INSTRUCTIONS TO FOLLOW
Copy, in full, each line of the material that holds the word "this".
═══ THE RECORDS
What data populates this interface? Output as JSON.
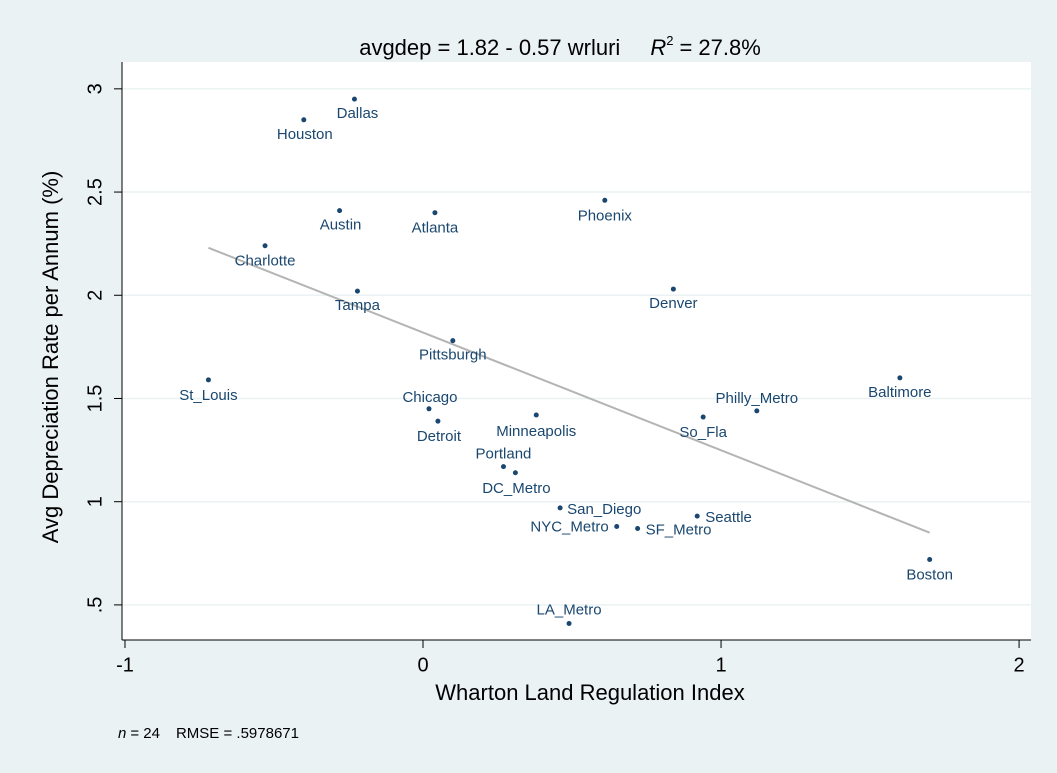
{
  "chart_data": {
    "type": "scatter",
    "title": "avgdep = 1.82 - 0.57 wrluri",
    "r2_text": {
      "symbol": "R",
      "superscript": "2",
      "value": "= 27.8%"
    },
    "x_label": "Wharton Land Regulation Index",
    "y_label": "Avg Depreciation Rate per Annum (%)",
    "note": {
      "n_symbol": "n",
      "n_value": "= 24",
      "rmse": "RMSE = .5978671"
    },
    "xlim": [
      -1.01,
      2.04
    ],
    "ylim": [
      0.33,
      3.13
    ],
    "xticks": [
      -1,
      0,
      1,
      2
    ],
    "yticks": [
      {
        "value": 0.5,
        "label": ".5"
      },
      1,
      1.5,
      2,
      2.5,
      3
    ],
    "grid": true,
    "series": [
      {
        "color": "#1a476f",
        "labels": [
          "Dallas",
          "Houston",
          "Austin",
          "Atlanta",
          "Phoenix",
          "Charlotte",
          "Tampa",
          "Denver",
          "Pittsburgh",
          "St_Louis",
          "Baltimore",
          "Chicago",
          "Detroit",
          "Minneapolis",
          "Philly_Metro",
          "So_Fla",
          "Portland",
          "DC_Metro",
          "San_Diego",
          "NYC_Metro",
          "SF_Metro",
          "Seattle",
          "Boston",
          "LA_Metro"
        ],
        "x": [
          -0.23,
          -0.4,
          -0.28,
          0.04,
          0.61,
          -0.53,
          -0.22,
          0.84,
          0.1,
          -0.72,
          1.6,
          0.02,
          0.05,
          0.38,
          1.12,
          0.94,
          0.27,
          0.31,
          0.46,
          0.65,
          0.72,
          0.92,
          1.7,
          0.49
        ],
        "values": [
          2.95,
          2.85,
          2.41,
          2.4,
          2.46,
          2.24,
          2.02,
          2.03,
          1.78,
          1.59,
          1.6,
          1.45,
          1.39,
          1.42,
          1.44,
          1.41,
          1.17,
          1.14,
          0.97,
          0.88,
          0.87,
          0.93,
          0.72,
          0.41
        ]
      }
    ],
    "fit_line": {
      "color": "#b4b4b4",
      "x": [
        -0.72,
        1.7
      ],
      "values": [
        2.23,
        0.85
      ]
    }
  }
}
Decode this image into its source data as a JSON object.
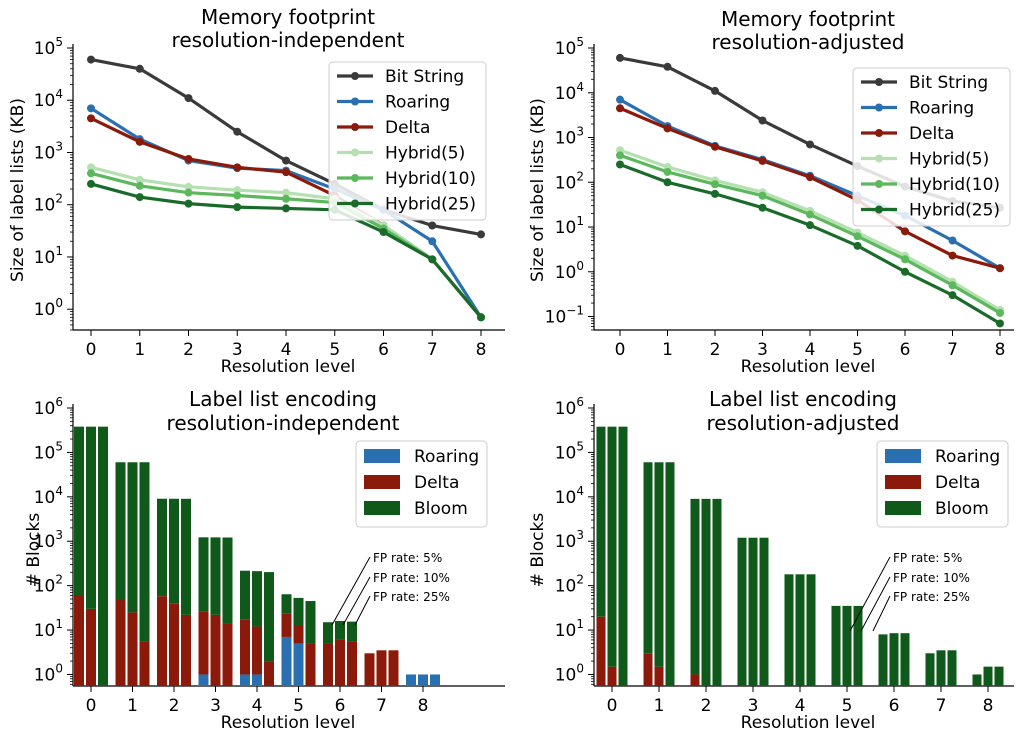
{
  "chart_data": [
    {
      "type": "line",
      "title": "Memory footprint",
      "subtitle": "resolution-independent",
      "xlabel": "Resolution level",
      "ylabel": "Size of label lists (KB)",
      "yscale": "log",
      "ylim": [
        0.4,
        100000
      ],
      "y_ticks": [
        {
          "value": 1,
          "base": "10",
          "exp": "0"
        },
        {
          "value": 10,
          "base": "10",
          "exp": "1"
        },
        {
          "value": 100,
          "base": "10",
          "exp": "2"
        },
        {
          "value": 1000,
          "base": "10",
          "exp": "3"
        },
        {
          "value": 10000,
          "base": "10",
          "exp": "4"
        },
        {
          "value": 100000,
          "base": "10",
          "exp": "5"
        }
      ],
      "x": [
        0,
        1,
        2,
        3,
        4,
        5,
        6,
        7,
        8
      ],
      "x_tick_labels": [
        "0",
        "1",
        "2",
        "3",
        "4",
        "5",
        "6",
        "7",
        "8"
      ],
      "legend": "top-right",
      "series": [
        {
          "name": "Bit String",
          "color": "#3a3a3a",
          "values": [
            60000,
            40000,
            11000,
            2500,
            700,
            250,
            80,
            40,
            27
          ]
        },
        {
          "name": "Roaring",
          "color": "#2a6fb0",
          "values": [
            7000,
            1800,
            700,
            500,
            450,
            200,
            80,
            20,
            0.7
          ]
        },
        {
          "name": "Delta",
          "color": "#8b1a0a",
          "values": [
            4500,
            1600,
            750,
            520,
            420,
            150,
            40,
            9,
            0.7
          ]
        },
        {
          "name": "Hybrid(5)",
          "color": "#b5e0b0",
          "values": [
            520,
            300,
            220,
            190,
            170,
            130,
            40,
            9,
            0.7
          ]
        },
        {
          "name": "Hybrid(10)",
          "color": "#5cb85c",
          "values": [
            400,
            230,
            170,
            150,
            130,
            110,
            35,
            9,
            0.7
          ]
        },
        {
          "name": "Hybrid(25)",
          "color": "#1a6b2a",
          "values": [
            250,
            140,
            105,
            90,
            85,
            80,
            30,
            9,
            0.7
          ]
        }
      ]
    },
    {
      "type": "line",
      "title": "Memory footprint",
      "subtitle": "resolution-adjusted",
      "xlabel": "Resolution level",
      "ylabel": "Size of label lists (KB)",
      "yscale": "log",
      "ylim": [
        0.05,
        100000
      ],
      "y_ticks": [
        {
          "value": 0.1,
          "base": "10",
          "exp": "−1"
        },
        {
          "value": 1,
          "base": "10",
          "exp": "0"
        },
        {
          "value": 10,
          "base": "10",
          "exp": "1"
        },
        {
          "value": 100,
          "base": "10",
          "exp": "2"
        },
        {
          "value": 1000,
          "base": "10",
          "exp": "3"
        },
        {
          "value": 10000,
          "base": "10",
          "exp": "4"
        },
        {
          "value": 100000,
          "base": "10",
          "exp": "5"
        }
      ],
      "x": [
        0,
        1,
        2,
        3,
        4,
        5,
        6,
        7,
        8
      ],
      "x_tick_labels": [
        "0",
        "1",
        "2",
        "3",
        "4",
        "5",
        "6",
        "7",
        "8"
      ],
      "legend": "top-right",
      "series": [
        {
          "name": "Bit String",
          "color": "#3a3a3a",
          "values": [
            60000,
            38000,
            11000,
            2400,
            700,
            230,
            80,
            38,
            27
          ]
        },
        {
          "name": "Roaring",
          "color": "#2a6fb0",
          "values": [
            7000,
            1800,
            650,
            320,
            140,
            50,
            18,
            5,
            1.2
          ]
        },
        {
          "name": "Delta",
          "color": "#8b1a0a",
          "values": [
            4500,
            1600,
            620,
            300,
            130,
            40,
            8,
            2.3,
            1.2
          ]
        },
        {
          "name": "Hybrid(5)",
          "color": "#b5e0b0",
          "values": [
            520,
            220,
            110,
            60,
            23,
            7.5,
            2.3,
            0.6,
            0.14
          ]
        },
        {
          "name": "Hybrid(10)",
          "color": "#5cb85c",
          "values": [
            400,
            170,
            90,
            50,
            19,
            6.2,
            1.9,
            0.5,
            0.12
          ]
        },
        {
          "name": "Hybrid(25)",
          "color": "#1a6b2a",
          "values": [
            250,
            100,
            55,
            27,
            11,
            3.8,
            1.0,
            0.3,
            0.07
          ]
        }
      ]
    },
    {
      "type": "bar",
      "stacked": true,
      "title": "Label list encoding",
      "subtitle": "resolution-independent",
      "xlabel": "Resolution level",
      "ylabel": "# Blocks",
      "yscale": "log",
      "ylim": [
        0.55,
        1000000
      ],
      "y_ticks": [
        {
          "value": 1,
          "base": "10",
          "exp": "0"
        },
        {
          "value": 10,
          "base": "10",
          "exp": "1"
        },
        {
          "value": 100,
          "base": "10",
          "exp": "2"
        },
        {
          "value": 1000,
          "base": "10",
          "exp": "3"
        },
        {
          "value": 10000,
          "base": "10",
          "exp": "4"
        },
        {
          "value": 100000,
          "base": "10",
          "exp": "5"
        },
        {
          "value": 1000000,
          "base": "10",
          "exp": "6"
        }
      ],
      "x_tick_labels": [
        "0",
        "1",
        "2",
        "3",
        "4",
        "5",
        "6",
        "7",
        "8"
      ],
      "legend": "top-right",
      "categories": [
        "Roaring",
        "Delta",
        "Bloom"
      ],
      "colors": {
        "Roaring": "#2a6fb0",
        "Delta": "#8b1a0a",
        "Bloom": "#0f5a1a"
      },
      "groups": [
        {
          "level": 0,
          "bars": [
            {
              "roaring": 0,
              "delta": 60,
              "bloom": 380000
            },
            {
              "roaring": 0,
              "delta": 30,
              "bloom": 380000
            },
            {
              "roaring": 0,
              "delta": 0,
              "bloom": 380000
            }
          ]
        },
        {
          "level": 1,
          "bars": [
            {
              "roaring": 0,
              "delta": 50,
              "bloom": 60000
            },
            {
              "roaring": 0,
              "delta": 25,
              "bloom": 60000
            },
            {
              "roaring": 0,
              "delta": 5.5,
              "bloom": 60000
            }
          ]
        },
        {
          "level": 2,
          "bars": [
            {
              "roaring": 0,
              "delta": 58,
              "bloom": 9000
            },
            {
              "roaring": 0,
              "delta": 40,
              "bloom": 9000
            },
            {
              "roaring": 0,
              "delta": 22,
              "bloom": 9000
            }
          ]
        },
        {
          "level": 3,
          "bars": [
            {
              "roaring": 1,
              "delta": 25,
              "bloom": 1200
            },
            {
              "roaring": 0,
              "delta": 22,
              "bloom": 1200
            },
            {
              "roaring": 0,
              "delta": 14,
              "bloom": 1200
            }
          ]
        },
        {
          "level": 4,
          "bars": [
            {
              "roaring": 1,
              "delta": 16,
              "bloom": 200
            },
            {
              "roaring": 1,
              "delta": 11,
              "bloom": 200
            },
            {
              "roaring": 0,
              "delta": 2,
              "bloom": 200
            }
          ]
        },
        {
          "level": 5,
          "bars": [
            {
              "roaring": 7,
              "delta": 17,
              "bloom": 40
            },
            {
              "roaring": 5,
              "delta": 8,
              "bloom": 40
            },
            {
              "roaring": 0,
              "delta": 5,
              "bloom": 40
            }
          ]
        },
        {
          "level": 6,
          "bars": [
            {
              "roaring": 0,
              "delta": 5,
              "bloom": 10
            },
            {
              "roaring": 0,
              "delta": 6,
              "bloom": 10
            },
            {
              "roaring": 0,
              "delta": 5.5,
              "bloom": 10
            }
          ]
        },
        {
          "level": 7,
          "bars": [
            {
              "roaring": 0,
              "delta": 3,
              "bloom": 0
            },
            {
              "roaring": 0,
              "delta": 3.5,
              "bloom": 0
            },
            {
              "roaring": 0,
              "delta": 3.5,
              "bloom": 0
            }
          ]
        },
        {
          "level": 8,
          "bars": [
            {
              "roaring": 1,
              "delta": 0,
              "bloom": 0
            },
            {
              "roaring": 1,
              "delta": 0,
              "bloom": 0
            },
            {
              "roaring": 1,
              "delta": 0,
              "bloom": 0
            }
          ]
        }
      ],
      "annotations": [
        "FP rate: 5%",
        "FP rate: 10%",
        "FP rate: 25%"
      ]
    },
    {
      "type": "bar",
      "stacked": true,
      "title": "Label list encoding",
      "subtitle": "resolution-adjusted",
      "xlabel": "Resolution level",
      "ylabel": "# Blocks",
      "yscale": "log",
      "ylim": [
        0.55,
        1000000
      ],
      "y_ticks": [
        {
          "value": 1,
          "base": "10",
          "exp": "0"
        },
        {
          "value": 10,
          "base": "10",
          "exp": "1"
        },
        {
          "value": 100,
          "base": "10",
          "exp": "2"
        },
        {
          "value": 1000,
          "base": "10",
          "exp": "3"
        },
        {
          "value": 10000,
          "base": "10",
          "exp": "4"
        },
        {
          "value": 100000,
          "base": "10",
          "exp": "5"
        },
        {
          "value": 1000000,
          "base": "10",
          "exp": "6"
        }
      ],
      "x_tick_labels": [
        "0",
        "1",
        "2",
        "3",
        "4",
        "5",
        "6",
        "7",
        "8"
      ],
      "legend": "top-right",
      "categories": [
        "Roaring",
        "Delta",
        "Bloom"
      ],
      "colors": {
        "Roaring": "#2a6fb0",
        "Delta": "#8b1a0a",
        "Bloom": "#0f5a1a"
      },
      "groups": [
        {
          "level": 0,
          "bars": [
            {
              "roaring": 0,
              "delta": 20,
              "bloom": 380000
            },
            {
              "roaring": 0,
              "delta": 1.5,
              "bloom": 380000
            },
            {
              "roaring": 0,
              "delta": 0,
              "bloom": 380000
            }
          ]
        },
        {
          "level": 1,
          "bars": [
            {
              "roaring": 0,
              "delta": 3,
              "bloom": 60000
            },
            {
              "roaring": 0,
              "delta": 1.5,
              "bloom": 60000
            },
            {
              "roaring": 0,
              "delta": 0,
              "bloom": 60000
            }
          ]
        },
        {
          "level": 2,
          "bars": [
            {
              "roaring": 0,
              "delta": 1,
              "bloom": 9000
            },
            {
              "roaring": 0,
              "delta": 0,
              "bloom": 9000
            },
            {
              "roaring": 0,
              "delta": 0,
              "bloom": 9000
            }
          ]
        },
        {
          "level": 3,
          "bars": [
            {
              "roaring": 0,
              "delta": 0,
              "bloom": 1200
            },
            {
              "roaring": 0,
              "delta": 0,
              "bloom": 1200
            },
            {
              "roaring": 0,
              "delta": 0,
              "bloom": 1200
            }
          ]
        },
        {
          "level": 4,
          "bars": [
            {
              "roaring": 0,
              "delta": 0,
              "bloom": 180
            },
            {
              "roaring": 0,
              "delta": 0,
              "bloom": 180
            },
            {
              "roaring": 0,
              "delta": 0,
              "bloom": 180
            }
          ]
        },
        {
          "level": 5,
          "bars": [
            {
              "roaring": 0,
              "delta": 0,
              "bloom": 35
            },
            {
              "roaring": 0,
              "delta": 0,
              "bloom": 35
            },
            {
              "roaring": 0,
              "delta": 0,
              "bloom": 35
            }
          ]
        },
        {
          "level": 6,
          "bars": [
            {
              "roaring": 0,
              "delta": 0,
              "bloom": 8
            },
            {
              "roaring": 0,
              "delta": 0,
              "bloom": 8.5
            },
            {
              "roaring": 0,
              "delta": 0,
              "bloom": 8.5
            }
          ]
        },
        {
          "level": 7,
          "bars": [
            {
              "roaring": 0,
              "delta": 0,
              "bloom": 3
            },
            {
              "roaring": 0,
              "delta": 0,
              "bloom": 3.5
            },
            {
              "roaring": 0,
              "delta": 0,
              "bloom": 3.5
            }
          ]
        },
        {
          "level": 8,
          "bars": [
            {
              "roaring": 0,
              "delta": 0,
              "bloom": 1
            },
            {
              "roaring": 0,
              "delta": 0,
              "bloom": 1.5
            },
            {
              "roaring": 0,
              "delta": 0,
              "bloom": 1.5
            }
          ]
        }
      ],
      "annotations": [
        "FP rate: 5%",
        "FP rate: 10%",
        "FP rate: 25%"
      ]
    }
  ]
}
══════
REPLY TO THE TASK
What data populates this interface? Output as JSON.
Decode this image into its source data as a JSON object.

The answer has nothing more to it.